▸ LISTED RECORDS
»»
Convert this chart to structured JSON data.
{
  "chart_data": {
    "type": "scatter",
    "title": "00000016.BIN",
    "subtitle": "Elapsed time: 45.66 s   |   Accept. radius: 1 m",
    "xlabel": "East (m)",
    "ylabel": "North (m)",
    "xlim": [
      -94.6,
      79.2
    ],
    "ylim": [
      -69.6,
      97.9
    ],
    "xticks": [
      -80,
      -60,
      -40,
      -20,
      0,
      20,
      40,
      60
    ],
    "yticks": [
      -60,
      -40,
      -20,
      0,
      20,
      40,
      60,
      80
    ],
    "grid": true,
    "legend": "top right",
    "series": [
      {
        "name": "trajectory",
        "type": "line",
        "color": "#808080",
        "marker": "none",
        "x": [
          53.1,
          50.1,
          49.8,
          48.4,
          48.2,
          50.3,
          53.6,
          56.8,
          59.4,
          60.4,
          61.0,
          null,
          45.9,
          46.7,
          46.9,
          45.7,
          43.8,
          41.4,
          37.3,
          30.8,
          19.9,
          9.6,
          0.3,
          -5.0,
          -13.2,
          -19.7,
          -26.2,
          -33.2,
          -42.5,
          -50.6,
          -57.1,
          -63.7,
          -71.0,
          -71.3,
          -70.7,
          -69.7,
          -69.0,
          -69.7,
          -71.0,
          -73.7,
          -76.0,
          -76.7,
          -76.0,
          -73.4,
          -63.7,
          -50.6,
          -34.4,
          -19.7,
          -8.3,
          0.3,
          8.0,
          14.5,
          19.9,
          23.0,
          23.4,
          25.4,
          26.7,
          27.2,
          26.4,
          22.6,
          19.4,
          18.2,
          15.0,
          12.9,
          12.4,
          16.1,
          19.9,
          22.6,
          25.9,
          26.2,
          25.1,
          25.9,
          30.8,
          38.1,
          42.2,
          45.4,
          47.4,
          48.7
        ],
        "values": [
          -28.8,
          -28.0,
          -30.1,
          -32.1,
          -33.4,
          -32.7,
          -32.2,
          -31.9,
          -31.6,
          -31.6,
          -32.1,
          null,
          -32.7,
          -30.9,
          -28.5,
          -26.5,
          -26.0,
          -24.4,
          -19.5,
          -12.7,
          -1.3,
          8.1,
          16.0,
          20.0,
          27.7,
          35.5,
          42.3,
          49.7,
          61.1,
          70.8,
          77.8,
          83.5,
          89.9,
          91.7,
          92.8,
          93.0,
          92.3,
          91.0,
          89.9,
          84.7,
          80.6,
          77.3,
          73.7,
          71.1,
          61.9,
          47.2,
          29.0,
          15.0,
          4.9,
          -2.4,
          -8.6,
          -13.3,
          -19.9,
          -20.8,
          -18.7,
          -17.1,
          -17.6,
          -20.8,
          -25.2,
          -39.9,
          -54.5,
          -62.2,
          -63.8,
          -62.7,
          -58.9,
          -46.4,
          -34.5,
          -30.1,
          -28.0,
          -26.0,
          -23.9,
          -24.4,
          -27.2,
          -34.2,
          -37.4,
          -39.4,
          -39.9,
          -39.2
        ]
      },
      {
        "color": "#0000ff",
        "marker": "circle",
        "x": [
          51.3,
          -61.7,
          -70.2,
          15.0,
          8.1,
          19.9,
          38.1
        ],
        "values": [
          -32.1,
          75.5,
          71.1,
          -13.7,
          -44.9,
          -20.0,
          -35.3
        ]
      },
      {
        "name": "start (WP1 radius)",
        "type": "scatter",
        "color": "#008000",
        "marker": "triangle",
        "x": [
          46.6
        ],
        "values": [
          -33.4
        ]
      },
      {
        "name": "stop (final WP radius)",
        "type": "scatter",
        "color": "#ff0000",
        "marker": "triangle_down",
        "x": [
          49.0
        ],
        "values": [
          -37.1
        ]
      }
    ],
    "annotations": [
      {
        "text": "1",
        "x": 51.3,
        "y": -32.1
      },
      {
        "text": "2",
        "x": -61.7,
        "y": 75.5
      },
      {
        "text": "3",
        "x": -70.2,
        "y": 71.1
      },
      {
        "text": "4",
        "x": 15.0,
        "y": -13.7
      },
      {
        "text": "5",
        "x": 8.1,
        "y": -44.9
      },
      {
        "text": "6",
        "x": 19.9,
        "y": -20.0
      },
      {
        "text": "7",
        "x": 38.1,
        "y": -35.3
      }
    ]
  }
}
««
▸ WHAT YOU ARE ASKED TO DO
Return the material exactly as it stands.

▸ REPLY TO THE TASK
Convert this chart to structured JSON data.
{
  "chart_data": {
    "type": "scatter",
    "title": "00000016.BIN",
    "subtitle": "Elapsed time: 45.66 s   |   Accept. radius: 1 m",
    "xlabel": "East (m)",
    "ylabel": "North (m)",
    "xlim": [
      -94.6,
      79.2
    ],
    "ylim": [
      -69.6,
      97.9
    ],
    "xticks": [
      -80,
      -60,
      -40,
      -20,
      0,
      20,
      40,
      60
    ],
    "yticks": [
      -60,
      -40,
      -20,
      0,
      20,
      40,
      60,
      80
    ],
    "grid": true,
    "legend": "top right",
    "series": [
      {
        "name": "trajectory",
        "type": "line",
        "color": "#808080",
        "marker": "none",
        "x": [
          53.1,
          50.1,
          49.8,
          48.4,
          48.2,
          50.3,
          53.6,
          56.8,
          59.4,
          60.4,
          61.0,
          null,
          45.9,
          46.7,
          46.9,
          45.7,
          43.8,
          41.4,
          37.3,
          30.8,
          19.9,
          9.6,
          0.3,
          -5.0,
          -13.2,
          -19.7,
          -26.2,
          -33.2,
          -42.5,
          -50.6,
          -57.1,
          -63.7,
          -71.0,
          -71.3,
          -70.7,
          -69.7,
          -69.0,
          -69.7,
          -71.0,
          -73.7,
          -76.0,
          -76.7,
          -76.0,
          -73.4,
          -63.7,
          -50.6,
          -34.4,
          -19.7,
          -8.3,
          0.3,
          8.0,
          14.5,
          19.9,
          23.0,
          23.4,
          25.4,
          26.7,
          27.2,
          26.4,
          22.6,
          19.4,
          18.2,
          15.0,
          12.9,
          12.4,
          16.1,
          19.9,
          22.6,
          25.9,
          26.2,
          25.1,
          25.9,
          30.8,
          38.1,
          42.2,
          45.4,
          47.4,
          48.7
        ],
        "values": [
          -28.8,
          -28.0,
          -30.1,
          -32.1,
          -33.4,
          -32.7,
          -32.2,
          -31.9,
          -31.6,
          -31.6,
          -32.1,
          null,
          -32.7,
          -30.9,
          -28.5,
          -26.5,
          -26.0,
          -24.4,
          -19.5,
          -12.7,
          -1.3,
          8.1,
          16.0,
          20.0,
          27.7,
          35.5,
          42.3,
          49.7,
          61.1,
          70.8,
          77.8,
          83.5,
          89.9,
          91.7,
          92.8,
          93.0,
          92.3,
          91.0,
          89.9,
          84.7,
          80.6,
          77.3,
          73.7,
          71.1,
          61.9,
          47.2,
          29.0,
          15.0,
          4.9,
          -2.4,
          -8.6,
          -13.3,
          -19.9,
          -20.8,
          -18.7,
          -17.1,
          -17.6,
          -20.8,
          -25.2,
          -39.9,
          -54.5,
          -62.2,
          -63.8,
          -62.7,
          -58.9,
          -46.4,
          -34.5,
          -30.1,
          -28.0,
          -26.0,
          -23.9,
          -24.4,
          -27.2,
          -34.2,
          -37.4,
          -39.4,
          -39.9,
          -39.2
        ]
      },
      {
        "color": "#0000ff",
        "marker": "circle",
        "x": [
          51.3,
          -61.7,
          -70.2,
          15.0,
          8.1,
          19.9,
          38.1
        ],
        "values": [
          -32.1,
          75.5,
          71.1,
          -13.7,
          -44.9,
          -20.0,
          -35.3
        ]
      },
      {
        "name": "start (WP1 radius)",
        "type": "scatter",
        "color": "#008000",
        "marker": "triangle",
        "x": [
          46.6
        ],
        "values": [
          -33.4
        ]
      },
      {
        "name": "stop (final WP radius)",
        "type": "scatter",
        "color": "#ff0000",
        "marker": "triangle_down",
        "x": [
          49.0
        ],
        "values": [
          -37.1
        ]
      }
    ],
    "annotations": [
      {
        "text": "1",
        "x": 51.3,
        "y": -32.1
      },
      {
        "text": "2",
        "x": -61.7,
        "y": 75.5
      },
      {
        "text": "3",
        "x": -70.2,
        "y": 71.1
      },
      {
        "text": "4",
        "x": 15.0,
        "y": -13.7
      },
      {
        "text": "5",
        "x": 8.1,
        "y": -44.9
      },
      {
        "text": "6",
        "x": 19.9,
        "y": -20.0
      },
      {
        "text": "7",
        "x": 38.1,
        "y": -35.3
      }
    ]
  }
}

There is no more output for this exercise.